BRIEF :: Reproduce the material in full, unchanged.

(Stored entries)
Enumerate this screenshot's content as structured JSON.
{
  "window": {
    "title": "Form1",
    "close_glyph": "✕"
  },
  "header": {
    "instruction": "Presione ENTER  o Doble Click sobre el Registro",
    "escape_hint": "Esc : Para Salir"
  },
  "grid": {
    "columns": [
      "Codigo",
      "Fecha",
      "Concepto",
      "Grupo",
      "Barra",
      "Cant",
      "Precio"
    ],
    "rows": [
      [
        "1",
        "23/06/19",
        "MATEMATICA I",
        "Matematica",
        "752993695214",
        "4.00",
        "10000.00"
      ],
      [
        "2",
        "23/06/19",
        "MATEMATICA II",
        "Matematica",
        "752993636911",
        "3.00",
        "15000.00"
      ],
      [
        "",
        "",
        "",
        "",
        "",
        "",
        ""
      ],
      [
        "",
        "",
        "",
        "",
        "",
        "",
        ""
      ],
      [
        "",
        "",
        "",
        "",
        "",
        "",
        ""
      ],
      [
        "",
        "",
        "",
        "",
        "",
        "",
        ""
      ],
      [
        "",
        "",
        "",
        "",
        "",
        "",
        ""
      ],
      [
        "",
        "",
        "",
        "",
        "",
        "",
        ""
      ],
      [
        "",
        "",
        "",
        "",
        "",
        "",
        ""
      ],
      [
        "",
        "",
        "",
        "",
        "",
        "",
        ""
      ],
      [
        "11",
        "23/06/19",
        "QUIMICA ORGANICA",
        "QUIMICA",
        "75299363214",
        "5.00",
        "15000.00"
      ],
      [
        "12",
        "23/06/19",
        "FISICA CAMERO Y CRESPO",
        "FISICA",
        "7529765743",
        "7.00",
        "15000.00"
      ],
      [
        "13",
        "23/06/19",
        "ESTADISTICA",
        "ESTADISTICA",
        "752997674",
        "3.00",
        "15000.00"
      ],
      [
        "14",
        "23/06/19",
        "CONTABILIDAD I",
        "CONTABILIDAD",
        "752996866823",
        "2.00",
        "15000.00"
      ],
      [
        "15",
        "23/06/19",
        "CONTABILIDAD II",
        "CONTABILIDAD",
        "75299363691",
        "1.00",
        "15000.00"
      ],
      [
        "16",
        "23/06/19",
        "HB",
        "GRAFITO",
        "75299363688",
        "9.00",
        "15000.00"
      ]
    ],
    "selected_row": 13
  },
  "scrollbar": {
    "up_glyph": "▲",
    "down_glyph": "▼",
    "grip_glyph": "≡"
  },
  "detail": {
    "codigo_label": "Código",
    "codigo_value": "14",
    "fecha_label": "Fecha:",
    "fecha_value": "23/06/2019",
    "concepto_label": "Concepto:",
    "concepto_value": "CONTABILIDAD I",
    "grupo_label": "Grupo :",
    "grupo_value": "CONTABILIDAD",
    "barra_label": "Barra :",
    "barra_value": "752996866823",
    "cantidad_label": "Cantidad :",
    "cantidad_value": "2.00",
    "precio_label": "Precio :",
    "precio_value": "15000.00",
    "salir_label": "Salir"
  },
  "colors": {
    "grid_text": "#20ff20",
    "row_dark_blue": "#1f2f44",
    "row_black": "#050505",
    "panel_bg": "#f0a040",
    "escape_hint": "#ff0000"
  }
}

FINAL RESULT ::
Enumerate this screenshot's content as structured JSON.
{
  "window": {
    "title": "Form1",
    "close_glyph": "✕"
  },
  "header": {
    "instruction": "Presione ENTER  o Doble Click sobre el Registro",
    "escape_hint": "Esc : Para Salir"
  },
  "grid": {
    "columns": [
      "Codigo",
      "Fecha",
      "Concepto",
      "Grupo",
      "Barra",
      "Cant",
      "Precio"
    ],
    "rows": [
      [
        "1",
        "23/06/19",
        "MATEMATICA I",
        "Matematica",
        "752993695214",
        "4.00",
        "10000.00"
      ],
      [
        "2",
        "23/06/19",
        "MATEMATICA II",
        "Matematica",
        "752993636911",
        "3.00",
        "15000.00"
      ],
      [
        "",
        "",
        "",
        "",
        "",
        "",
        ""
      ],
      [
        "",
        "",
        "",
        "",
        "",
        "",
        ""
      ],
      [
        "",
        "",
        "",
        "",
        "",
        "",
        ""
      ],
      [
        "",
        "",
        "",
        "",
        "",
        "",
        ""
      ],
      [
        "",
        "",
        "",
        "",
        "",
        "",
        ""
      ],
      [
        "",
        "",
        "",
        "",
        "",
        "",
        ""
      ],
      [
        "",
        "",
        "",
        "",
        "",
        "",
        ""
      ],
      [
        "",
        "",
        "",
        "",
        "",
        "",
        ""
      ],
      [
        "11",
        "23/06/19",
        "QUIMICA ORGANICA",
        "QUIMICA",
        "75299363214",
        "5.00",
        "15000.00"
      ],
      [
        "12",
        "23/06/19",
        "FISICA CAMERO Y CRESPO",
        "FISICA",
        "7529765743",
        "7.00",
        "15000.00"
      ],
      [
        "13",
        "23/06/19",
        "ESTADISTICA",
        "ESTADISTICA",
        "752997674",
        "3.00",
        "15000.00"
      ],
      [
        "14",
        "23/06/19",
        "CONTABILIDAD I",
        "CONTABILIDAD",
        "752996866823",
        "2.00",
        "15000.00"
      ],
      [
        "15",
        "23/06/19",
        "CONTABILIDAD II",
        "CONTABILIDAD",
        "75299363691",
        "1.00",
        "15000.00"
      ],
      [
        "16",
        "23/06/19",
        "HB",
        "GRAFITO",
        "75299363688",
        "9.00",
        "15000.00"
      ]
    ],
    "selected_row": 13
  },
  "scrollbar": {
    "up_glyph": "▲",
    "down_glyph": "▼",
    "grip_glyph": "≡"
  },
  "detail": {
    "codigo_label": "Código",
    "codigo_value": "14",
    "fecha_label": "Fecha:",
    "fecha_value": "23/06/2019",
    "concepto_label": "Concepto:",
    "concepto_value": "CONTABILIDAD I",
    "grupo_label": "Grupo :",
    "grupo_value": "CONTABILIDAD",
    "barra_label": "Barra :",
    "barra_value": "752996866823",
    "cantidad_label": "Cantidad :",
    "cantidad_value": "2.00",
    "precio_label": "Precio :",
    "precio_value": "15000.00",
    "salir_label": "Salir"
  },
  "colors": {
    "grid_text": "#20ff20",
    "row_dark_blue": "#1f2f44",
    "row_black": "#050505",
    "panel_bg": "#f0a040",
    "escape_hint": "#ff0000"
  }
}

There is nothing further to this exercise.